Copy each line of the data below with the word "ylabel".

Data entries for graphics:

▬▬▬

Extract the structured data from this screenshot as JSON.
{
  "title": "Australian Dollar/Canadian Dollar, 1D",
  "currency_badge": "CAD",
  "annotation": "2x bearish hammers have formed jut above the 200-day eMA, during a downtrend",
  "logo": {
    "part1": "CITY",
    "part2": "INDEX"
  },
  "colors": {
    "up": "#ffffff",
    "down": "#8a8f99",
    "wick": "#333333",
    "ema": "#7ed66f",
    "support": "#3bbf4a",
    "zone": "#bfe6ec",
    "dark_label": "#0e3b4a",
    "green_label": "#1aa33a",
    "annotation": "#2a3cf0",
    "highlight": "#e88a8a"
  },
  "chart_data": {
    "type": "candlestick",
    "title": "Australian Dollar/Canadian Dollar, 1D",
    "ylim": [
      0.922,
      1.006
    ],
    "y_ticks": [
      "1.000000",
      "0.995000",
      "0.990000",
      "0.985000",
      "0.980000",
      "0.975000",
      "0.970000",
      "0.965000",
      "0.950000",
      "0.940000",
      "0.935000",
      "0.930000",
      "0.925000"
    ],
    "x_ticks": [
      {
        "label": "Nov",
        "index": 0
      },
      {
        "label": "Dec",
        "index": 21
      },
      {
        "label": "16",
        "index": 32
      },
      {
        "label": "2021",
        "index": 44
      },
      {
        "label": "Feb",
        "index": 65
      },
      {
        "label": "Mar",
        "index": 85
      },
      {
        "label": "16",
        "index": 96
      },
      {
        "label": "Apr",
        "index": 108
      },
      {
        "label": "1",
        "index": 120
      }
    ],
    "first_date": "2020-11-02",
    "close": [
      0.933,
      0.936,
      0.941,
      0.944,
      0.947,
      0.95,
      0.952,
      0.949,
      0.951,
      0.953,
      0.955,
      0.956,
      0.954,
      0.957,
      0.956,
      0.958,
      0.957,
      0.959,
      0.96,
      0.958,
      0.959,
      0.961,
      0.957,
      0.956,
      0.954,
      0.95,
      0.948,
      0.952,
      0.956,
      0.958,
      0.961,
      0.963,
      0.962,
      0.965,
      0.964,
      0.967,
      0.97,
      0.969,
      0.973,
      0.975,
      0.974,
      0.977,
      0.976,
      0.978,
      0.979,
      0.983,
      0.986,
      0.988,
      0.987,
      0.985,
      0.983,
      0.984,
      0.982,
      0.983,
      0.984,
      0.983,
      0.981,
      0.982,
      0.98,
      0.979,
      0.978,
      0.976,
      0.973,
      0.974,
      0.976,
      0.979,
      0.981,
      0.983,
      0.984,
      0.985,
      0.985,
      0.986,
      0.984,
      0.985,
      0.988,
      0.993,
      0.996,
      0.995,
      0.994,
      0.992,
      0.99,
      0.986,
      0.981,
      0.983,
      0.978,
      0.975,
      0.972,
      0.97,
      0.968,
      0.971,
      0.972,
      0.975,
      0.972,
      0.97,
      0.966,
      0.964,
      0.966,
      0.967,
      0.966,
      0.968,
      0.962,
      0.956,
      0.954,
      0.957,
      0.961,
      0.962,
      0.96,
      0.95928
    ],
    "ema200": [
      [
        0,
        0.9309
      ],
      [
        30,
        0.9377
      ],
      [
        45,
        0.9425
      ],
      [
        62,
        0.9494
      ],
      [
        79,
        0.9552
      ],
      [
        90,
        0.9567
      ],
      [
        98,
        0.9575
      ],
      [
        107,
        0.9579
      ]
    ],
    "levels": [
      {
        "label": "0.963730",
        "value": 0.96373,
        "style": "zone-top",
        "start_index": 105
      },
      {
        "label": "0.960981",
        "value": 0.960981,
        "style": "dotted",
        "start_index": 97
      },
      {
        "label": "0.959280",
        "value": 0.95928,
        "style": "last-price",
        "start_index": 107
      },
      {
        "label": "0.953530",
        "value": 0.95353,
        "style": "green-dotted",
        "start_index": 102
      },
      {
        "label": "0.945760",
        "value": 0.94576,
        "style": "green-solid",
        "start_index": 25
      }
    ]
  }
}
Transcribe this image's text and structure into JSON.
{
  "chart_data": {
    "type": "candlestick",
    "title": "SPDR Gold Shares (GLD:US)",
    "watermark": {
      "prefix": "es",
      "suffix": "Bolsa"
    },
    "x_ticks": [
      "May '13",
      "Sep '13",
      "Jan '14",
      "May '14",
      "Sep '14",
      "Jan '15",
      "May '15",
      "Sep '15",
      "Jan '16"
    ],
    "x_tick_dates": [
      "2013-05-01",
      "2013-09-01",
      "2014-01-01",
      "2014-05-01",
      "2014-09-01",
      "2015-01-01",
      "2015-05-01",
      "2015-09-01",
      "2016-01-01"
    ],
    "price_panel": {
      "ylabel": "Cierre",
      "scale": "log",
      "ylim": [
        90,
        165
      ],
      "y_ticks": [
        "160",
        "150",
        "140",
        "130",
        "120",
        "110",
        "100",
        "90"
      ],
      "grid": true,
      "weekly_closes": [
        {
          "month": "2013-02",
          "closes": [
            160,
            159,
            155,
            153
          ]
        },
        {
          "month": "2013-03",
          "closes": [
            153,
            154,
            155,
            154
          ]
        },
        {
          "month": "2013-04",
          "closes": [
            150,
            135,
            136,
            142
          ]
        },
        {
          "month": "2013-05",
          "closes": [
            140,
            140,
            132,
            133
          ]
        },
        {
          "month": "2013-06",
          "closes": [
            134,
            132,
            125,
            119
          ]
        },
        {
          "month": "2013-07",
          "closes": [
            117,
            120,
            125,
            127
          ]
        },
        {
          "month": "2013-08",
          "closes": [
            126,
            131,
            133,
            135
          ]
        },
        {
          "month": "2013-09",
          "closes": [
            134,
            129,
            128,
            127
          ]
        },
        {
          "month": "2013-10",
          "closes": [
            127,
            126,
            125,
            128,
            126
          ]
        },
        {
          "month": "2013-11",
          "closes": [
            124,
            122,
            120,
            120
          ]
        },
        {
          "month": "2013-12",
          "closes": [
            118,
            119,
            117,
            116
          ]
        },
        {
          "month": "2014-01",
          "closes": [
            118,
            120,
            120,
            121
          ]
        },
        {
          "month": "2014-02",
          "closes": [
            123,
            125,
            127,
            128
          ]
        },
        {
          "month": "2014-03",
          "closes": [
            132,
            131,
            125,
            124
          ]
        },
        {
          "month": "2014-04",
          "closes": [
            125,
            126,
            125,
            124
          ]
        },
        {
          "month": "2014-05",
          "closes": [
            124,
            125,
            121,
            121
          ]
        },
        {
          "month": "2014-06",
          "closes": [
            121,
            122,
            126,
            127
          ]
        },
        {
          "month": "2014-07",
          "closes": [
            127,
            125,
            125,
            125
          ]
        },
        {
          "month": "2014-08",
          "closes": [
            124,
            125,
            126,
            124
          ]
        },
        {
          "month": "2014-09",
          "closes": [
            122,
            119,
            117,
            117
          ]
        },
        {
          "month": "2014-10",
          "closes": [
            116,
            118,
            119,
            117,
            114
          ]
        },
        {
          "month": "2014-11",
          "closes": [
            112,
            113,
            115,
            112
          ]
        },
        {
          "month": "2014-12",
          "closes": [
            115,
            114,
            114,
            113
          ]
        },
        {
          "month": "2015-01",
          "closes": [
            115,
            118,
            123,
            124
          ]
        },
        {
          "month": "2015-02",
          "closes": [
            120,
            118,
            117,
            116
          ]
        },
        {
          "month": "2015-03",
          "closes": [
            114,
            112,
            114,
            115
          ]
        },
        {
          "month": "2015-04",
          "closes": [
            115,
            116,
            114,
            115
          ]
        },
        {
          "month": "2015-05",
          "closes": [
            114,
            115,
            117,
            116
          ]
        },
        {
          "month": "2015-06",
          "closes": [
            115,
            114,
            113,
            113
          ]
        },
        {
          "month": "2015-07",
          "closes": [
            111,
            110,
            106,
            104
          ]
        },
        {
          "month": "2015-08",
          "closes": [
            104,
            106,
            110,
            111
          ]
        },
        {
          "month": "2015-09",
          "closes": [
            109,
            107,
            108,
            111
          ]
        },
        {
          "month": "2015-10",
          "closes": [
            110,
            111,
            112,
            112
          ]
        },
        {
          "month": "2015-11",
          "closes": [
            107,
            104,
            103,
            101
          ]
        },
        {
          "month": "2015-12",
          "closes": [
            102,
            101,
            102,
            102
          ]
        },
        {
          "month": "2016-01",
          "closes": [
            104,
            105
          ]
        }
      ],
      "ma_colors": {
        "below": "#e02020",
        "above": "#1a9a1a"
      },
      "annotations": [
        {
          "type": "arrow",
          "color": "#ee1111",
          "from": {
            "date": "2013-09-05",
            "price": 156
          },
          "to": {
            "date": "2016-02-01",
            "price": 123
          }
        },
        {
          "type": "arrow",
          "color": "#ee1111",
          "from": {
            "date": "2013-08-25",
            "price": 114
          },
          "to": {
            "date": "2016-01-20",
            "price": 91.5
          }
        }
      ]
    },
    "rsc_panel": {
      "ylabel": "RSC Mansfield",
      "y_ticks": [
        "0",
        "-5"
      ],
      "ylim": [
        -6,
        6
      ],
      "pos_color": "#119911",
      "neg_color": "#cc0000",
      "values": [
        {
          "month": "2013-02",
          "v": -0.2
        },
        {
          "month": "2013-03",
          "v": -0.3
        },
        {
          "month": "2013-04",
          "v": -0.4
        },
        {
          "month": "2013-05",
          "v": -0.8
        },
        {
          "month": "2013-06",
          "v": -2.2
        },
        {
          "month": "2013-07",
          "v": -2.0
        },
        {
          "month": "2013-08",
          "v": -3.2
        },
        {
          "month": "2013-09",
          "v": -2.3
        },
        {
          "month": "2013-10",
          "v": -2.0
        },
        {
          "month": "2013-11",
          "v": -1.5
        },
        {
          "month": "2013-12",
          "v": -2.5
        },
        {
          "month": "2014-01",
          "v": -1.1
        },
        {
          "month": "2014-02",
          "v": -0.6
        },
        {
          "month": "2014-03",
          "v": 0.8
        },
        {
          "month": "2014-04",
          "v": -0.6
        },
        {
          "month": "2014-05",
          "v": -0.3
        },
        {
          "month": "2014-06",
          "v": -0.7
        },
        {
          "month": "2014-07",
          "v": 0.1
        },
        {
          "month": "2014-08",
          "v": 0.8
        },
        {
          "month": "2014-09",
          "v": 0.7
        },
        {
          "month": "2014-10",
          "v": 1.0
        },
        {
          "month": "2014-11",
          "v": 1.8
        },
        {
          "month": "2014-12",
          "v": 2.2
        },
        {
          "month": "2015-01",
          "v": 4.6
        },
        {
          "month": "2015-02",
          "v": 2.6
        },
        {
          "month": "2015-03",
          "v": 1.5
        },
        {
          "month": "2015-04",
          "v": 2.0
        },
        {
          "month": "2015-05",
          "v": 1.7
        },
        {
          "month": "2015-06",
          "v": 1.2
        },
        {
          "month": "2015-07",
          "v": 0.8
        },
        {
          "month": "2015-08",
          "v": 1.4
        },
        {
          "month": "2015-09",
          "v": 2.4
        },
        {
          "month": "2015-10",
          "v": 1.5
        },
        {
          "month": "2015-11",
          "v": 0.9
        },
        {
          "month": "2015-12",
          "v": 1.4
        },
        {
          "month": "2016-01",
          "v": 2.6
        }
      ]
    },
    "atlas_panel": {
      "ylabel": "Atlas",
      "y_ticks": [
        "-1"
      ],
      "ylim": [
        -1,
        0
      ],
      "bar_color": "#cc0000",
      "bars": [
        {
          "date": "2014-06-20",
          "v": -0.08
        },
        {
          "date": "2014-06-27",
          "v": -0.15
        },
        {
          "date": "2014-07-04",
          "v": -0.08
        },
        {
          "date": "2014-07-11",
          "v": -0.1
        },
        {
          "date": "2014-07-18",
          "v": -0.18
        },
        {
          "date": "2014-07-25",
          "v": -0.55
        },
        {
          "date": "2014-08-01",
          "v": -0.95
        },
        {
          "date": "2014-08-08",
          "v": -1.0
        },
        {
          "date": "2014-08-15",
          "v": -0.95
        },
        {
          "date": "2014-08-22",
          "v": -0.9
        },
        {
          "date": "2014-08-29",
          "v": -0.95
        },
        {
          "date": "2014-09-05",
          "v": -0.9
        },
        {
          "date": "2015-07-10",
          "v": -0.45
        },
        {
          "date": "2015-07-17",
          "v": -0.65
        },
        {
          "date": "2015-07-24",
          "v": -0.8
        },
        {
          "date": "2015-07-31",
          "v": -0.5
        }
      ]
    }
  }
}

▬▬▬

- WRITTEN ANSWER
      "ylabel": "Cierre",
      "ylabel": "RSC Mansfield",
      "ylabel": "Atlas",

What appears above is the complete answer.